### Aim of the exercise
Copy every line of the data exactly, leaving nothing out.

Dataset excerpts
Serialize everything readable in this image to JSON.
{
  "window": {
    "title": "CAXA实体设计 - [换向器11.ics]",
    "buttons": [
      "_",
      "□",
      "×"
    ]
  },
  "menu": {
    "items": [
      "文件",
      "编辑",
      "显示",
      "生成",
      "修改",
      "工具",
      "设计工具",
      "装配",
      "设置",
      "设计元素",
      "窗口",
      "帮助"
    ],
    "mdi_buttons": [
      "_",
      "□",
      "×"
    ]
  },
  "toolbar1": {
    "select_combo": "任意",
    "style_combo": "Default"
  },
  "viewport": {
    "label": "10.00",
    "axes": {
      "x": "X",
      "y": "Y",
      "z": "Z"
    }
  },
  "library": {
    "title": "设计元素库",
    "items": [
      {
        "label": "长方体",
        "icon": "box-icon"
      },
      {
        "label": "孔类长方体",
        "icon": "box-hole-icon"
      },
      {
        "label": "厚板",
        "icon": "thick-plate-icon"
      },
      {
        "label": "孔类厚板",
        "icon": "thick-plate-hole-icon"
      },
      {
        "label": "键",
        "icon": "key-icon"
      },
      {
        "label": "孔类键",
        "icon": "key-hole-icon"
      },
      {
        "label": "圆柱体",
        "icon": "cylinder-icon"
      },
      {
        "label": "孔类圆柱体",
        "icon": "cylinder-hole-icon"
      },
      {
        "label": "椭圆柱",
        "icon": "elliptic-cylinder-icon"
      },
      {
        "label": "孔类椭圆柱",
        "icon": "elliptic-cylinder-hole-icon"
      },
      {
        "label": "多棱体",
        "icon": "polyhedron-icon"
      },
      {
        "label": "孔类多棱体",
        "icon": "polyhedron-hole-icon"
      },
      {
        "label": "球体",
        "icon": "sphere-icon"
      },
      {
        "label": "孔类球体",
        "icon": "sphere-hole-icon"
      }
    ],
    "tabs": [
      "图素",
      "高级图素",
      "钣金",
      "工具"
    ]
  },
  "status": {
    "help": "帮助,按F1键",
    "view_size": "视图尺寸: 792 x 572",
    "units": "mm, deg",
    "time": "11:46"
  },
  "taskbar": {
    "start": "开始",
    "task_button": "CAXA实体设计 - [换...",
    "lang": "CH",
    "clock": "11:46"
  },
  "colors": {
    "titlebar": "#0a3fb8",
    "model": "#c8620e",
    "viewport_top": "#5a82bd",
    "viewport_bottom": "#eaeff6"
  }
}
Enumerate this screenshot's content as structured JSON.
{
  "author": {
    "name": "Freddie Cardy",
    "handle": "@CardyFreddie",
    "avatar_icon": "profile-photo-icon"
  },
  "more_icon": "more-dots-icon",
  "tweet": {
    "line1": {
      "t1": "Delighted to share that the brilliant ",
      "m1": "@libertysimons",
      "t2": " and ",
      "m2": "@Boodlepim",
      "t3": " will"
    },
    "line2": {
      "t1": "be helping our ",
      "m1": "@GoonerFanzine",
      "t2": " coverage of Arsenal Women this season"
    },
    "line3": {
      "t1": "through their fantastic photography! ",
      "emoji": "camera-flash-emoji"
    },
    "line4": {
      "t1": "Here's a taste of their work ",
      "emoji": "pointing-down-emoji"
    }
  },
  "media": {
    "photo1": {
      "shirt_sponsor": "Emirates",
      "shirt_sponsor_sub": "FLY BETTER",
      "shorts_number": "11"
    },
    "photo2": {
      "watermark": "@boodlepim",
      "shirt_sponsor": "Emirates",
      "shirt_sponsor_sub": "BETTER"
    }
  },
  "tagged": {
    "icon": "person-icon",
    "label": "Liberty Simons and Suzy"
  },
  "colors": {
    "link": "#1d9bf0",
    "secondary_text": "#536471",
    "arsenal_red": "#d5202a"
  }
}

### Completed exercise
Serialize everything readable in this image to JSON.
{
  "window": {
    "title": "CAXA实体设计 - [换向器11.ics]",
    "buttons": [
      "_",
      "□",
      "×"
    ]
  },
  "menu": {
    "items": [
      "文件",
      "编辑",
      "显示",
      "生成",
      "修改",
      "工具",
      "设计工具",
      "装配",
      "设置",
      "设计元素",
      "窗口",
      "帮助"
    ],
    "mdi_buttons": [
      "_",
      "□",
      "×"
    ]
  },
  "toolbar1": {
    "select_combo": "任意",
    "style_combo": "Default"
  },
  "viewport": {
    "label": "10.00",
    "axes": {
      "x": "X",
      "y": "Y",
      "z": "Z"
    }
  },
  "library": {
    "title": "设计元素库",
    "items": [
      {
        "label": "长方体",
        "icon": "box-icon"
      },
      {
        "label": "孔类长方体",
        "icon": "box-hole-icon"
      },
      {
        "label": "厚板",
        "icon": "thick-plate-icon"
      },
      {
        "label": "孔类厚板",
        "icon": "thick-plate-hole-icon"
      },
      {
        "label": "键",
        "icon": "key-icon"
      },
      {
        "label": "孔类键",
        "icon": "key-hole-icon"
      },
      {
        "label": "圆柱体",
        "icon": "cylinder-icon"
      },
      {
        "label": "孔类圆柱体",
        "icon": "cylinder-hole-icon"
      },
      {
        "label": "椭圆柱",
        "icon": "elliptic-cylinder-icon"
      },
      {
        "label": "孔类椭圆柱",
        "icon": "elliptic-cylinder-hole-icon"
      },
      {
        "label": "多棱体",
        "icon": "polyhedron-icon"
      },
      {
        "label": "孔类多棱体",
        "icon": "polyhedron-hole-icon"
      },
      {
        "label": "球体",
        "icon": "sphere-icon"
      },
      {
        "label": "孔类球体",
        "icon": "sphere-hole-icon"
      }
    ],
    "tabs": [
      "图素",
      "高级图素",
      "钣金",
      "工具"
    ]
  },
  "status": {
    "help": "帮助,按F1键",
    "view_size": "视图尺寸: 792 x 572",
    "units": "mm, deg",
    "time": "11:46"
  },
  "taskbar": {
    "start": "开始",
    "task_button": "CAXA实体设计 - [换...",
    "lang": "CH",
    "clock": "11:46"
  },
  "colors": {
    "titlebar": "#0a3fb8",
    "model": "#c8620e",
    "viewport_top": "#5a82bd",
    "viewport_bottom": "#eaeff6"
  }
}
Enumerate this screenshot's content as structured JSON.
{
  "author": {
    "name": "Freddie Cardy",
    "handle": "@CardyFreddie",
    "avatar_icon": "profile-photo-icon"
  },
  "more_icon": "more-dots-icon",
  "tweet": {
    "line1": {
      "t1": "Delighted to share that the brilliant ",
      "m1": "@libertysimons",
      "t2": " and ",
      "m2": "@Boodlepim",
      "t3": " will"
    },
    "line2": {
      "t1": "be helping our ",
      "m1": "@GoonerFanzine",
      "t2": " coverage of Arsenal Women this season"
    },
    "line3": {
      "t1": "through their fantastic photography! ",
      "emoji": "camera-flash-emoji"
    },
    "line4": {
      "t1": "Here's a taste of their work ",
      "emoji": "pointing-down-emoji"
    }
  },
  "media": {
    "photo1": {
      "shirt_sponsor": "Emirates",
      "shirt_sponsor_sub": "FLY BETTER",
      "shorts_number": "11"
    },
    "photo2": {
      "watermark": "@boodlepim",
      "shirt_sponsor": "Emirates",
      "shirt_sponsor_sub": "BETTER"
    }
  },
  "tagged": {
    "icon": "person-icon",
    "label": "Liberty Simons and Suzy"
  },
  "colors": {
    "link": "#1d9bf0",
    "secondary_text": "#536471",
    "arsenal_red": "#d5202a"
  }
}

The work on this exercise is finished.